Spondylolysis patterning in two native Alaskan skeletal collections
The frequency and patterning of spondylolytic separations are examined in skeletal collections from Golovin Bay and Nunivak Island, Alaska. Previous researchers have observed high frequencies of spondylolysis among skeletal collections from the Canadian Arctic and Greenland. It was expected that the collections from Golovin Bay and Nunivak would exhibit similar frequencies and patterns of lesions given a shared genetic background, based upon language, and similar subsistence resource utilization.
All vertebrae are observed and documented utilizing the Smithsonian protocol for skeletal analysis (Verano and Urcid, 1994). In the Golovin collection, when considering only those individuals with complete lumbar segments (N = 33), spondylolysis is observed in 18 individuals giving an overall frequency of 54.5%. When considered by individual vertebra, L5 exhibits the highest frequency among both males and females. However, among males the frequency of L5 spondylolysis is significantly higher than the frequency of L4 spondylolysis. Among females at Golovin there is no significant difference in the frequencies of L4 and L5 spondylolysis. The differential occurrence of spondylolysis between L4 and L5 may reflect different activities between males and females at Golovin Bay. In the Nunivak collection only one individual out of 20 with complete lumbar segments exhibits spondylolysis. Comparisons between males and females within the Nunivak collection are not possible because of the limited occurrence of this pathology. Ethnographic data from both regions suggest that these populations utilized similar subsistence resources, however spondylolysis frequencies and patterning supports the concept of subtle differences in the methods for gathering those resources. American Journal of Physical Anthropology, Volume 126, Supplement 40: 136 (Abstract)
Scott S. Legge (2005) Spondylolysis patterning in two native Alaskan skeletal collections. American Journal of Physical Anthropology, Vol. 126, Supplement 40: 136 (Abstract).

Page segmentation data:
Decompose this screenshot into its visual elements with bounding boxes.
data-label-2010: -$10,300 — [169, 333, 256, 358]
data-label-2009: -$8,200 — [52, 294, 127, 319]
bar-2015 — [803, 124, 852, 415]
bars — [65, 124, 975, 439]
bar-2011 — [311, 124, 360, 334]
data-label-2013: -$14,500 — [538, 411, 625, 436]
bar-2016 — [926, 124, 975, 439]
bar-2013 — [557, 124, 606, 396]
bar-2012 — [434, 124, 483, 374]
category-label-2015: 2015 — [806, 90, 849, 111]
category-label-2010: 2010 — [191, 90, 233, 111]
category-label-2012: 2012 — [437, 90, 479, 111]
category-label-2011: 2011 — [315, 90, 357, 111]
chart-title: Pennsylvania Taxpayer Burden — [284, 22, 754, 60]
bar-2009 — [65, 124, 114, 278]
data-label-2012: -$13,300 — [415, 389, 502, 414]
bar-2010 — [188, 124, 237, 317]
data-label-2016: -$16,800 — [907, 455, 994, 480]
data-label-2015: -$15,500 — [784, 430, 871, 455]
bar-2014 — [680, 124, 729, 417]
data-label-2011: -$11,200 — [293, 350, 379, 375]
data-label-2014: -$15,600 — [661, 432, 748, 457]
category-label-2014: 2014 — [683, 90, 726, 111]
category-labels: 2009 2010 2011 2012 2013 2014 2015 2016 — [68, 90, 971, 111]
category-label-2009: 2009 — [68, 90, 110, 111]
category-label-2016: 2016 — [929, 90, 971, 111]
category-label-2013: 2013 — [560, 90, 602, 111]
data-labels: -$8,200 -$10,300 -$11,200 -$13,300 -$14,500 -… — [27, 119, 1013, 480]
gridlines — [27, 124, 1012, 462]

_Work request 1_
In the spondylolysis abstract, how many Golovin individuals with complete lumbar segments show spondylolysis?
_Work request 2_
Rewrite the spondylolysis abstract from "Scott S. Legge" to "40: 136 (Abstract).", swapping "skeletal collections" for "skeletal samples".
_Work request 3_
Decide whether each statement agrees with the spondylolysis abstract, and support each answer with the deciding words from it.
(a) The vertebrae were documented with the Smithsonian protocol for skeletal analysis.
(b) Among Golovin females, L5 spondylolysis is significantly more frequent than L4 spondylolysis.
(c) Males and females in the Nunivak collection could be compared with each other.

_Exercise solution 1_
18 of the 33 individuals, an overall frequency of 54.5%.

_Exercise solution 2_
Scott S. Legge (2005) Spondylolysis patterning in two native Alaskan skeletal samples. American Journal of Physical Anthropology, Vol. 126, Supplement 40: 136 (Abstract).

_Exercise solution 3_
(a) Yes: "All vertebrae are observed and documented utilizing the Smithsonian protocol for skeletal analysis (Verano and Urcid, 1994)."
(b) No: "Among females at Golovin there is no significant difference in the frequencies of L4 and L5 spondylolysis."
(c) No: "Comparisons between males and females within the Nunivak collection are not possible because of the limited occurrence of this pathology."